Stored data
## BEGIN
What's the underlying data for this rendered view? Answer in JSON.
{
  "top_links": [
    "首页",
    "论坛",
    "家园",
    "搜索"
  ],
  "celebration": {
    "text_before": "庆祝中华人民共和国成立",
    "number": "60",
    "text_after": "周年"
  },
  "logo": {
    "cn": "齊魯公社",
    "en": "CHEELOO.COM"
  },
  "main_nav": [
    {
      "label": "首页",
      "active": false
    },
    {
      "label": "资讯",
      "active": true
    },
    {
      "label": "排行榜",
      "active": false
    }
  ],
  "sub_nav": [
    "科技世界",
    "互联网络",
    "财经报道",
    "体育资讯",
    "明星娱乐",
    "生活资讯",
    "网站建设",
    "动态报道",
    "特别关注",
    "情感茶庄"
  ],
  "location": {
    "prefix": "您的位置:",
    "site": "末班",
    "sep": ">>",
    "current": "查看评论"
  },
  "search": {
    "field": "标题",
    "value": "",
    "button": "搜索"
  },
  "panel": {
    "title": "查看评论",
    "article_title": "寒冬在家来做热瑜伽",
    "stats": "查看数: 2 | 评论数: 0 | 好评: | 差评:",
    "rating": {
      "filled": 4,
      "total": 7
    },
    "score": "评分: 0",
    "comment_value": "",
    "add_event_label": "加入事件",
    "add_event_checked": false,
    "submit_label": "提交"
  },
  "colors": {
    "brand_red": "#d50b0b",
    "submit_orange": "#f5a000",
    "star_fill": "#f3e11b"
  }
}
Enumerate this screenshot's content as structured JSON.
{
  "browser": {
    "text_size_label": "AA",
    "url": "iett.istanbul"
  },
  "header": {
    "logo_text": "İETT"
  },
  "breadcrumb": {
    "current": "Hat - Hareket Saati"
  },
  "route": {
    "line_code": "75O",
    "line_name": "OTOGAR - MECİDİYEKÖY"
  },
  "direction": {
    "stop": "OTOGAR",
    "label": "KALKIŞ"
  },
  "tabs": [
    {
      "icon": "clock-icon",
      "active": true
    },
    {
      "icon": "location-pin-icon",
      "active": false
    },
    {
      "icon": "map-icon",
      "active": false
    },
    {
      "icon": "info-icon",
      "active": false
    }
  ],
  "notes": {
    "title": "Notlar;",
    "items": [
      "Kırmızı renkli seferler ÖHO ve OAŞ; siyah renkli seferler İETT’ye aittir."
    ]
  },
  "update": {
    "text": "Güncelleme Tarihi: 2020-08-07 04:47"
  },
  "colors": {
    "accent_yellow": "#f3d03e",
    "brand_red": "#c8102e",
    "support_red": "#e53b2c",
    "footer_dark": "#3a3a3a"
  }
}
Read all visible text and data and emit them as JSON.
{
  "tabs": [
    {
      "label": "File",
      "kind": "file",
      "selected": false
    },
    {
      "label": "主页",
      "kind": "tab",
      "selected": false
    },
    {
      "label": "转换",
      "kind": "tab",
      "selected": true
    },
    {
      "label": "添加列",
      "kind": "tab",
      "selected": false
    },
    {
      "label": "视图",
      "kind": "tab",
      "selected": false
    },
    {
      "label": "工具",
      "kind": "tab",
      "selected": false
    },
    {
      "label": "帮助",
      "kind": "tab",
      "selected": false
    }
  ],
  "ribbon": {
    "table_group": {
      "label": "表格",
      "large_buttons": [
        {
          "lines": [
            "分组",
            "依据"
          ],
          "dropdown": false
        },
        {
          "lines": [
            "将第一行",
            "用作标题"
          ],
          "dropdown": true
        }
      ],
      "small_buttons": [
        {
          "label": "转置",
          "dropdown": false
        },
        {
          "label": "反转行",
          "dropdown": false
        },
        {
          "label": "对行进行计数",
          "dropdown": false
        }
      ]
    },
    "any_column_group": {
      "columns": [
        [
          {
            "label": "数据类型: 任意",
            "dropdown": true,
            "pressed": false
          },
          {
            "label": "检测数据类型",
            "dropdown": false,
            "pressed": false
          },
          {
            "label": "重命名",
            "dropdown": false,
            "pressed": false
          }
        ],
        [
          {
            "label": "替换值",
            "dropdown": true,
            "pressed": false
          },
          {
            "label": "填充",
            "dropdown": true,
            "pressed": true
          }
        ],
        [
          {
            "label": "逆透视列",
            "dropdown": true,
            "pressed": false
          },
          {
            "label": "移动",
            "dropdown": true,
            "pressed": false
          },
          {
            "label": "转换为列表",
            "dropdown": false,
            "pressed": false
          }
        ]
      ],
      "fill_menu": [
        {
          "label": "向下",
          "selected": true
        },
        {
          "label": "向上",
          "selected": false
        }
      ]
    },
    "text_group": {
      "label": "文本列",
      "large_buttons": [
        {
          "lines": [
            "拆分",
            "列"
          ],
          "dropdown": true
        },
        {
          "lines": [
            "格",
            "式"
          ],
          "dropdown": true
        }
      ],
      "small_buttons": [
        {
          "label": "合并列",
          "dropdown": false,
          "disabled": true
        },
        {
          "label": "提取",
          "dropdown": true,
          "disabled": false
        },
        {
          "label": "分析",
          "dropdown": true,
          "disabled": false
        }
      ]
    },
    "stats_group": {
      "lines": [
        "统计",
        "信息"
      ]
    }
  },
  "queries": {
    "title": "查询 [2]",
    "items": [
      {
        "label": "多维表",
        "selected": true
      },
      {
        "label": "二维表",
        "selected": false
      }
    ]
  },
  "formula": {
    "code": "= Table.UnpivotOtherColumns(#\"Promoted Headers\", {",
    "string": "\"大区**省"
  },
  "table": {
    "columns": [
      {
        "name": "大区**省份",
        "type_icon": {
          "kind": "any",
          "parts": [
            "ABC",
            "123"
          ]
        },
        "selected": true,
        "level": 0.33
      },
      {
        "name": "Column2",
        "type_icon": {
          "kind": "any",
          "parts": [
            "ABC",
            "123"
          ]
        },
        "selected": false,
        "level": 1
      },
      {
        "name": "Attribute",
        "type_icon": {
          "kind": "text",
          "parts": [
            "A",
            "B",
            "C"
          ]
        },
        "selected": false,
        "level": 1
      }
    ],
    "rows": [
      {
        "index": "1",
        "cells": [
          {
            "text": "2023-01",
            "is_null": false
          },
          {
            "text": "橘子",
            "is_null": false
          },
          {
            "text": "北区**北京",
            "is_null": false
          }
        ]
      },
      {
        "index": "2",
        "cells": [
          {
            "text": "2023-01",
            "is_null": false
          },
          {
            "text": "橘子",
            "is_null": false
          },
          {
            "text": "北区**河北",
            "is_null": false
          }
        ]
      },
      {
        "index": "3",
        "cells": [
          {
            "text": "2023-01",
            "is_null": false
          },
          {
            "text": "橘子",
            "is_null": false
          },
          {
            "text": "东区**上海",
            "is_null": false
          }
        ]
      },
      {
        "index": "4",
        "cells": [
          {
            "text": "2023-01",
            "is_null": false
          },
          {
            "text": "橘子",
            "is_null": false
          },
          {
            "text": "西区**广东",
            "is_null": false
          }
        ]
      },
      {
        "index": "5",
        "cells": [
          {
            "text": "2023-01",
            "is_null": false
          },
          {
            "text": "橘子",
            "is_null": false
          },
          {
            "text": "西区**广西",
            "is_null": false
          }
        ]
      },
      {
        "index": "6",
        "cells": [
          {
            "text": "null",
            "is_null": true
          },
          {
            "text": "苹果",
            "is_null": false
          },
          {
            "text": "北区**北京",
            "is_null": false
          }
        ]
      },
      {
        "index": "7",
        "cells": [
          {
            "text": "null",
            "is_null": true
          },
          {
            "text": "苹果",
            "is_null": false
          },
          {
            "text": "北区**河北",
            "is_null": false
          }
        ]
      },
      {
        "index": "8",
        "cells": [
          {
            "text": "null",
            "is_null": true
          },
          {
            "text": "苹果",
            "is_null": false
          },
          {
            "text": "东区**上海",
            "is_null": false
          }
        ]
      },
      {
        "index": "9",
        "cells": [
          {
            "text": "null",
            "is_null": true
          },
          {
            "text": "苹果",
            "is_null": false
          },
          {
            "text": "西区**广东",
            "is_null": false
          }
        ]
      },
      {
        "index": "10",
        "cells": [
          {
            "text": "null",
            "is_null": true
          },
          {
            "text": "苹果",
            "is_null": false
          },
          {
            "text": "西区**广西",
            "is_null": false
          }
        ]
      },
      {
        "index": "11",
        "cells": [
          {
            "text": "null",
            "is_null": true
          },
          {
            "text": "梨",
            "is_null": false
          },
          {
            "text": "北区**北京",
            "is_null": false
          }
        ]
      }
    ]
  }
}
## END
Of the lines in the entries, how many include the word "OTOGAR"? State only the number.

_ANSWER TO THE PROBLEM_
2